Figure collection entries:
——

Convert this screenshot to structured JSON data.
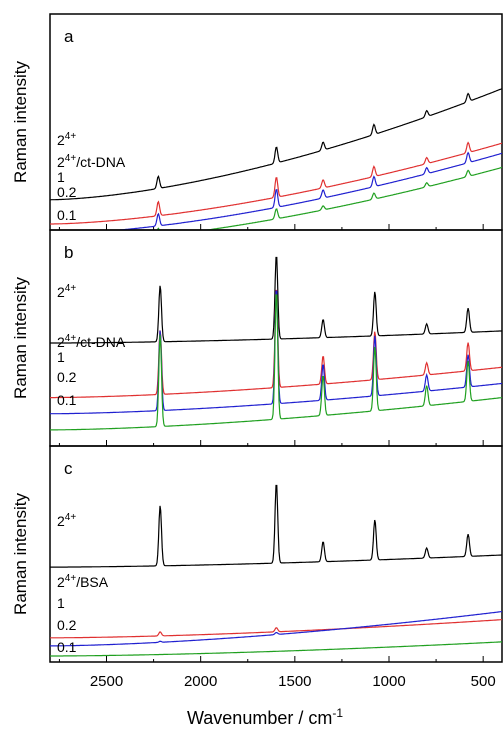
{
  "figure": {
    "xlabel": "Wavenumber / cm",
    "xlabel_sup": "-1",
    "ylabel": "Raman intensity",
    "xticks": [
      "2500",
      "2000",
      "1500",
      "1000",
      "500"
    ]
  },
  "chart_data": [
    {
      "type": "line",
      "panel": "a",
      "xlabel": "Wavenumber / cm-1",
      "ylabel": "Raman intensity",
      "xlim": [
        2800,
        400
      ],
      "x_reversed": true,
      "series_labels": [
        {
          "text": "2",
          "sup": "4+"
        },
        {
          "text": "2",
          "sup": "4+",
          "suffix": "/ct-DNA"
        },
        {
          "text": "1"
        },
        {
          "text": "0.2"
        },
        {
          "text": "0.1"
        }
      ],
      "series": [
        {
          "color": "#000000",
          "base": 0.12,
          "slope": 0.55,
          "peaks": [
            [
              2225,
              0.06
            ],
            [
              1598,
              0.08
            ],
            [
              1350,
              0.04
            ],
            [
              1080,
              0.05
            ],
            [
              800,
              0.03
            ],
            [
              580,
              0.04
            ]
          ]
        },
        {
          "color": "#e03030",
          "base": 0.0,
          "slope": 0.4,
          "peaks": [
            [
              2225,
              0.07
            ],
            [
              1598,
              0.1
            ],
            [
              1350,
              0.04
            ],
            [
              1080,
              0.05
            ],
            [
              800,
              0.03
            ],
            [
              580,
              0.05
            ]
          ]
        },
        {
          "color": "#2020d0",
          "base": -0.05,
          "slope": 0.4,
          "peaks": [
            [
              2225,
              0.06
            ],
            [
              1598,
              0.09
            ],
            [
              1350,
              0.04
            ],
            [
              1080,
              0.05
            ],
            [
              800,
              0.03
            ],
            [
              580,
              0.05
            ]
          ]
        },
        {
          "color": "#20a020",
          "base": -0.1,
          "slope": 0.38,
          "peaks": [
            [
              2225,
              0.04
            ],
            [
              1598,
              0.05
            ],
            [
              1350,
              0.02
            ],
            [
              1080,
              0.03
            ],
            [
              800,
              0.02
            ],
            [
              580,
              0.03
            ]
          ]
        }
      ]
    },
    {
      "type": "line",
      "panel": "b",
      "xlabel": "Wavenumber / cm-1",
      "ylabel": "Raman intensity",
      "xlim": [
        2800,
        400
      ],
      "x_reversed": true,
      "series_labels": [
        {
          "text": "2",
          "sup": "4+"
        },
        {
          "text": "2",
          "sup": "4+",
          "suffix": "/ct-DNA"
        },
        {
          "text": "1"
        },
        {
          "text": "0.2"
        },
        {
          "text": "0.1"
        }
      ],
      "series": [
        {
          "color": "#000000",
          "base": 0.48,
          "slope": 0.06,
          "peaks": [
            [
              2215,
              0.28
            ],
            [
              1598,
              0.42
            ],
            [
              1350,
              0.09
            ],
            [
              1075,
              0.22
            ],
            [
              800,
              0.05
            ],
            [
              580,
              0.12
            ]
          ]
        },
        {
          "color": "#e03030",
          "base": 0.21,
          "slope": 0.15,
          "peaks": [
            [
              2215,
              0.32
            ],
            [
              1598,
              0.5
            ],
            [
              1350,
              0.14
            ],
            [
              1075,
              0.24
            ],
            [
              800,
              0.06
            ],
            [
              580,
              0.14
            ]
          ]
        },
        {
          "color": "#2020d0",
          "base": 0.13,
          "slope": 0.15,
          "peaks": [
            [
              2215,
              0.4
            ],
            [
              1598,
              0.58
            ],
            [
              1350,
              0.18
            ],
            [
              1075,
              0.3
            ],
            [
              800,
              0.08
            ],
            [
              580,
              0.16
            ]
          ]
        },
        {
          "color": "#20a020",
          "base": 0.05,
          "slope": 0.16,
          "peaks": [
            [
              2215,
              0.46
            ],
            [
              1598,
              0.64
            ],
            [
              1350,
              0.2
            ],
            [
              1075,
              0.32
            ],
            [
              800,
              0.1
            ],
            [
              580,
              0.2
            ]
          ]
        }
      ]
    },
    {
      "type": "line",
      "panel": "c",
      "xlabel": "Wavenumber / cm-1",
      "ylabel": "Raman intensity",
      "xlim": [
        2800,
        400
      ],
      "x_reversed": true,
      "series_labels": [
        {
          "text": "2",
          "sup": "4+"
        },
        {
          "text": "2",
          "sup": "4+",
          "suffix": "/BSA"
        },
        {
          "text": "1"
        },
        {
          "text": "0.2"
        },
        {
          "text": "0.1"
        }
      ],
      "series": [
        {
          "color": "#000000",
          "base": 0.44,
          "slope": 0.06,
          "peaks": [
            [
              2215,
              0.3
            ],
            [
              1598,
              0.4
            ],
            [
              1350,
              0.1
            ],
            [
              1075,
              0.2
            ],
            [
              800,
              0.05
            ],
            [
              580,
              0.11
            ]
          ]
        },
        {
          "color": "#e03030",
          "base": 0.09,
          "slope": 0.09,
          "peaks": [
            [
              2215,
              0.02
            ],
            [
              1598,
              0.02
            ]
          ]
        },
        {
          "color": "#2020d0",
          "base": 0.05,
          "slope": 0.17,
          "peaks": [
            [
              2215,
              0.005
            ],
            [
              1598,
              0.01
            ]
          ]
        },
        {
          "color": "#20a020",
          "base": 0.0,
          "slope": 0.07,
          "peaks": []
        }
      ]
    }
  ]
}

——

PROBLEM DESCRIPTION: Without the pictures, print the whole listing exactly as given.

EXERCISE OUTPUT:
Convert this screenshot to structured JSON data.
{
  "figure": {
    "xlabel": "Wavenumber / cm",
    "xlabel_sup": "-1",
    "ylabel": "Raman intensity",
    "xticks": [
      "2500",
      "2000",
      "1500",
      "1000",
      "500"
    ]
  },
  "chart_data": [
    {
      "type": "line",
      "panel": "a",
      "xlabel": "Wavenumber / cm-1",
      "ylabel": "Raman intensity",
      "xlim": [
        2800,
        400
      ],
      "x_reversed": true,
      "series_labels": [
        {
          "text": "2",
          "sup": "4+"
        },
        {
          "text": "2",
          "sup": "4+",
          "suffix": "/ct-DNA"
        },
        {
          "text": "1"
        },
        {
          "text": "0.2"
        },
        {
          "text": "0.1"
        }
      ],
      "series": [
        {
          "color": "#000000",
          "base": 0.12,
          "slope": 0.55,
          "peaks": [
            [
              2225,
              0.06
            ],
            [
              1598,
              0.08
            ],
            [
              1350,
              0.04
            ],
            [
              1080,
              0.05
            ],
            [
              800,
              0.03
            ],
            [
              580,
              0.04
            ]
          ]
        },
        {
          "color": "#e03030",
          "base": 0.0,
          "slope": 0.4,
          "peaks": [
            [
              2225,
              0.07
            ],
            [
              1598,
              0.1
            ],
            [
              1350,
              0.04
            ],
            [
              1080,
              0.05
            ],
            [
              800,
              0.03
            ],
            [
              580,
              0.05
            ]
          ]
        },
        {
          "color": "#2020d0",
          "base": -0.05,
          "slope": 0.4,
          "peaks": [
            [
              2225,
              0.06
            ],
            [
              1598,
              0.09
            ],
            [
              1350,
              0.04
            ],
            [
              1080,
              0.05
            ],
            [
              800,
              0.03
            ],
            [
              580,
              0.05
            ]
          ]
        },
        {
          "color": "#20a020",
          "base": -0.1,
          "slope": 0.38,
          "peaks": [
            [
              2225,
              0.04
            ],
            [
              1598,
              0.05
            ],
            [
              1350,
              0.02
            ],
            [
              1080,
              0.03
            ],
            [
              800,
              0.02
            ],
            [
              580,
              0.03
            ]
          ]
        }
      ]
    },
    {
      "type": "line",
      "panel": "b",
      "xlabel": "Wavenumber / cm-1",
      "ylabel": "Raman intensity",
      "xlim": [
        2800,
        400
      ],
      "x_reversed": true,
      "series_labels": [
        {
          "text": "2",
          "sup": "4+"
        },
        {
          "text": "2",
          "sup": "4+",
          "suffix": "/ct-DNA"
        },
        {
          "text": "1"
        },
        {
          "text": "0.2"
        },
        {
          "text": "0.1"
        }
      ],
      "series": [
        {
          "color": "#000000",
          "base": 0.48,
          "slope": 0.06,
          "peaks": [
            [
              2215,
              0.28
            ],
            [
              1598,
              0.42
            ],
            [
              1350,
              0.09
            ],
            [
              1075,
              0.22
            ],
            [
              800,
              0.05
            ],
            [
              580,
              0.12
            ]
          ]
        },
        {
          "color": "#e03030",
          "base": 0.21,
          "slope": 0.15,
          "peaks": [
            [
              2215,
              0.32
            ],
            [
              1598,
              0.5
            ],
            [
              1350,
              0.14
            ],
            [
              1075,
              0.24
            ],
            [
              800,
              0.06
            ],
            [
              580,
              0.14
            ]
          ]
        },
        {
          "color": "#2020d0",
          "base": 0.13,
          "slope": 0.15,
          "peaks": [
            [
              2215,
              0.4
            ],
            [
              1598,
              0.58
            ],
            [
              1350,
              0.18
            ],
            [
              1075,
              0.3
            ],
            [
              800,
              0.08
            ],
            [
              580,
              0.16
            ]
          ]
        },
        {
          "color": "#20a020",
          "base": 0.05,
          "slope": 0.16,
          "peaks": [
            [
              2215,
              0.46
            ],
            [
              1598,
              0.64
            ],
            [
              1350,
              0.2
            ],
            [
              1075,
              0.32
            ],
            [
              800,
              0.1
            ],
            [
              580,
              0.2
            ]
          ]
        }
      ]
    },
    {
      "type": "line",
      "panel": "c",
      "xlabel": "Wavenumber / cm-1",
      "ylabel": "Raman intensity",
      "xlim": [
        2800,
        400
      ],
      "x_reversed": true,
      "series_labels": [
        {
          "text": "2",
          "sup": "4+"
        },
        {
          "text": "2",
          "sup": "4+",
          "suffix": "/BSA"
        },
        {
          "text": "1"
        },
        {
          "text": "0.2"
        },
        {
          "text": "0.1"
        }
      ],
      "series": [
        {
          "color": "#000000",
          "base": 0.44,
          "slope": 0.06,
          "peaks": [
            [
              2215,
              0.3
            ],
            [
              1598,
              0.4
            ],
            [
              1350,
              0.1
            ],
            [
              1075,
              0.2
            ],
            [
              800,
              0.05
            ],
            [
              580,
              0.11
            ]
          ]
        },
        {
          "color": "#e03030",
          "base": 0.09,
          "slope": 0.09,
          "peaks": [
            [
              2215,
              0.02
            ],
            [
              1598,
              0.02
            ]
          ]
        },
        {
          "color": "#2020d0",
          "base": 0.05,
          "slope": 0.17,
          "peaks": [
            [
              2215,
              0.005
            ],
            [
              1598,
              0.01
            ]
          ]
        },
        {
          "color": "#20a020",
          "base": 0.0,
          "slope": 0.07,
          "peaks": []
        }
      ]
    }
  ]
}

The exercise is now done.